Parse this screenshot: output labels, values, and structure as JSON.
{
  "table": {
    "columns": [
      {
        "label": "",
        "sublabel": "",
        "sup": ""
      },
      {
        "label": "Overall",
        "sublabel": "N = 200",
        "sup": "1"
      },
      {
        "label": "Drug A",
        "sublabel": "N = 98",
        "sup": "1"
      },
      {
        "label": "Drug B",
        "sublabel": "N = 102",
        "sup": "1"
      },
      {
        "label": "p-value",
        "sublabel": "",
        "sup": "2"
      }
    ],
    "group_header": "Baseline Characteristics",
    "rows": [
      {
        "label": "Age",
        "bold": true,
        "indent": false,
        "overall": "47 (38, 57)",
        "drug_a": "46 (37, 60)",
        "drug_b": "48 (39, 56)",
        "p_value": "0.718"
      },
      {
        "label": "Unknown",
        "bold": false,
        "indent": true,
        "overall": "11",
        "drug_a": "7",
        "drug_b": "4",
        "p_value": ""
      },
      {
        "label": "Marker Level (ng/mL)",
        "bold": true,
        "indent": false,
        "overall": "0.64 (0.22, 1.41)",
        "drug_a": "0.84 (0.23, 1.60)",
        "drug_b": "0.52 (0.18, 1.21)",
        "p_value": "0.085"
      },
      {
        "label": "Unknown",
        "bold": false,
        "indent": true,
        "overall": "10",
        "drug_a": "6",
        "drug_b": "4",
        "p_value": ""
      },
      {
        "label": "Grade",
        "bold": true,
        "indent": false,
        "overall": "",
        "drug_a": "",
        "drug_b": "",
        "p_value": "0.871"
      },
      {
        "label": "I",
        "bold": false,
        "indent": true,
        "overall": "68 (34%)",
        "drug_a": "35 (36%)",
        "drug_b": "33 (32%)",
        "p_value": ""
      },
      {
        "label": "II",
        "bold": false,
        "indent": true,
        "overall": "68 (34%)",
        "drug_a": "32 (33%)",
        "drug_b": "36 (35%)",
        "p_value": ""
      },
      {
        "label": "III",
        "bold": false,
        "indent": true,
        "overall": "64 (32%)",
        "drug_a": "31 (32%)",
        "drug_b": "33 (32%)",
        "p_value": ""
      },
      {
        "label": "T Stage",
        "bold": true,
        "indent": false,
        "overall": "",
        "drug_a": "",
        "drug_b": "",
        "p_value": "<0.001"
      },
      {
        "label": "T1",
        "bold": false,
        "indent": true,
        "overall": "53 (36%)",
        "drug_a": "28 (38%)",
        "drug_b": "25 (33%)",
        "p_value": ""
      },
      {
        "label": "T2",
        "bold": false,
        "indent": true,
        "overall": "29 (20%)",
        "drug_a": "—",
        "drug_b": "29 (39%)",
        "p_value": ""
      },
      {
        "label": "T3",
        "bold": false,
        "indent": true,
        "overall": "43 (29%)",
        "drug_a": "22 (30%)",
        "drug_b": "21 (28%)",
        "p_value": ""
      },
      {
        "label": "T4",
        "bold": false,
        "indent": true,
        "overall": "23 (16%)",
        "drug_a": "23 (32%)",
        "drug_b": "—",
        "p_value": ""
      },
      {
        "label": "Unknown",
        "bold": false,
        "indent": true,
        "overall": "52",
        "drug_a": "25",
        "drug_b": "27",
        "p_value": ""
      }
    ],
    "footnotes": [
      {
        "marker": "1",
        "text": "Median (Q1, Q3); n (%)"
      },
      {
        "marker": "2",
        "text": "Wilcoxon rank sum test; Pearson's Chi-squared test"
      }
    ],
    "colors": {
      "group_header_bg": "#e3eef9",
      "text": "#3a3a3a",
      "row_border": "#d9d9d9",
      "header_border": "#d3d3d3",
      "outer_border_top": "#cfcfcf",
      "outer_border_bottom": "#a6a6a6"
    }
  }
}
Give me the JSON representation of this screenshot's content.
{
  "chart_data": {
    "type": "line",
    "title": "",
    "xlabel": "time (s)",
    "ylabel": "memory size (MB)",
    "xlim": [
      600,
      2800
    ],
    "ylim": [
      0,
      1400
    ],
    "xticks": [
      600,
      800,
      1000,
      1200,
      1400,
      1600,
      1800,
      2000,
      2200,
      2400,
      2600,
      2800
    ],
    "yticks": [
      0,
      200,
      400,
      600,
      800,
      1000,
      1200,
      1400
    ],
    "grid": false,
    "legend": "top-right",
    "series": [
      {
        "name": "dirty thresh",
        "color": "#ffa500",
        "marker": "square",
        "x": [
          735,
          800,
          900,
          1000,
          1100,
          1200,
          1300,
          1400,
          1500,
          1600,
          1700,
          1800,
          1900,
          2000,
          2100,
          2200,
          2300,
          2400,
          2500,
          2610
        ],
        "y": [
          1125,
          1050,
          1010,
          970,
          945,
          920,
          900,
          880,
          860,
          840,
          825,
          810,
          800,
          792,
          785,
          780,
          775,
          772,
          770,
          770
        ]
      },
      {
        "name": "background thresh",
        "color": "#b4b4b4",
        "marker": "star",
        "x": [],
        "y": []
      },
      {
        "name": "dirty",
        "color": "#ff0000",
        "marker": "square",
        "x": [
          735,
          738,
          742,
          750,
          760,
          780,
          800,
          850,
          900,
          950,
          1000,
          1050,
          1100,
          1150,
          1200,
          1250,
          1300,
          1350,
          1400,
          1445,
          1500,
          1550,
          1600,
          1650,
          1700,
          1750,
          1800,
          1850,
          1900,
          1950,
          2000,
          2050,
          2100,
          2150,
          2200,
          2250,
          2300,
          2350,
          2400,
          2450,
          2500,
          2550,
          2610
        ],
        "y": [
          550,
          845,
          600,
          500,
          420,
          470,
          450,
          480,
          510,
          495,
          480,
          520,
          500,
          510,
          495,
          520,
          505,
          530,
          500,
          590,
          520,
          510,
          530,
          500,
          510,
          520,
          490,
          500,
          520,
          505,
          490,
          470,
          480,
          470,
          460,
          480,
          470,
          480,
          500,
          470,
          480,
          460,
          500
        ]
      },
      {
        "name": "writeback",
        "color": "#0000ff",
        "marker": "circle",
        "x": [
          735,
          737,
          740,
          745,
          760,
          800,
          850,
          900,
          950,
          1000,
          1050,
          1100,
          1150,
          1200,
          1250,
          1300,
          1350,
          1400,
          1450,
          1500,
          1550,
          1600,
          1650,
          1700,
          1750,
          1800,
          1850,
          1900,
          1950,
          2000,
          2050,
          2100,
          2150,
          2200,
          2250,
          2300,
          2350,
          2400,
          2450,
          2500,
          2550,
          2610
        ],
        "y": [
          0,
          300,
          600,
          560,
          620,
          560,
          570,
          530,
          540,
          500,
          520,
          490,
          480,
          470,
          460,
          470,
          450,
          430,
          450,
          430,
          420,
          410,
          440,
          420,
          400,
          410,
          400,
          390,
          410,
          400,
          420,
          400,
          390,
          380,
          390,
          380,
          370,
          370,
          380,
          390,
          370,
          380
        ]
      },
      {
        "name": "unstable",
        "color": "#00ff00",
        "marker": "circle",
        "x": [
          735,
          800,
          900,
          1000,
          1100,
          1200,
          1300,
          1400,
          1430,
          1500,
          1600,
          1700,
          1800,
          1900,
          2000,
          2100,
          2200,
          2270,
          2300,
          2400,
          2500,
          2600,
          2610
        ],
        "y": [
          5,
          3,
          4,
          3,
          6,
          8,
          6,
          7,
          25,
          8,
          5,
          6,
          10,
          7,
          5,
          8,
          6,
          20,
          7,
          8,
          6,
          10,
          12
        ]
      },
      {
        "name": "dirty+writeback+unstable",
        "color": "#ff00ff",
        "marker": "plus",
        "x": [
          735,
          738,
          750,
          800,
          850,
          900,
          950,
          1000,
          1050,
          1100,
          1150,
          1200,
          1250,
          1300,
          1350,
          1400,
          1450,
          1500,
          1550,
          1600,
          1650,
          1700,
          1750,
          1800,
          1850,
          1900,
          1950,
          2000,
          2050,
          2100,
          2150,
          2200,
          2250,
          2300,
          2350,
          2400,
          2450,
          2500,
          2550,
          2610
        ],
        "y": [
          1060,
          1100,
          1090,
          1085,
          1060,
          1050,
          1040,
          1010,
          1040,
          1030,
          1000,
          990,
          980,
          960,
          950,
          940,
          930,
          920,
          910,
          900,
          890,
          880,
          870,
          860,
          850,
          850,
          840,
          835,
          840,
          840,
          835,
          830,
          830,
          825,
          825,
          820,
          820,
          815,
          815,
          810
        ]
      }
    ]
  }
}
===============
→ The problem: Copy out every line with the word "name".

→ Answer to this task:
        "name": "dirty thresh",
        "name": "background thresh",
        "name": "dirty",
        "name": "writeback",
        "name": "unstable",
        "name": "dirty+writeback+unstable",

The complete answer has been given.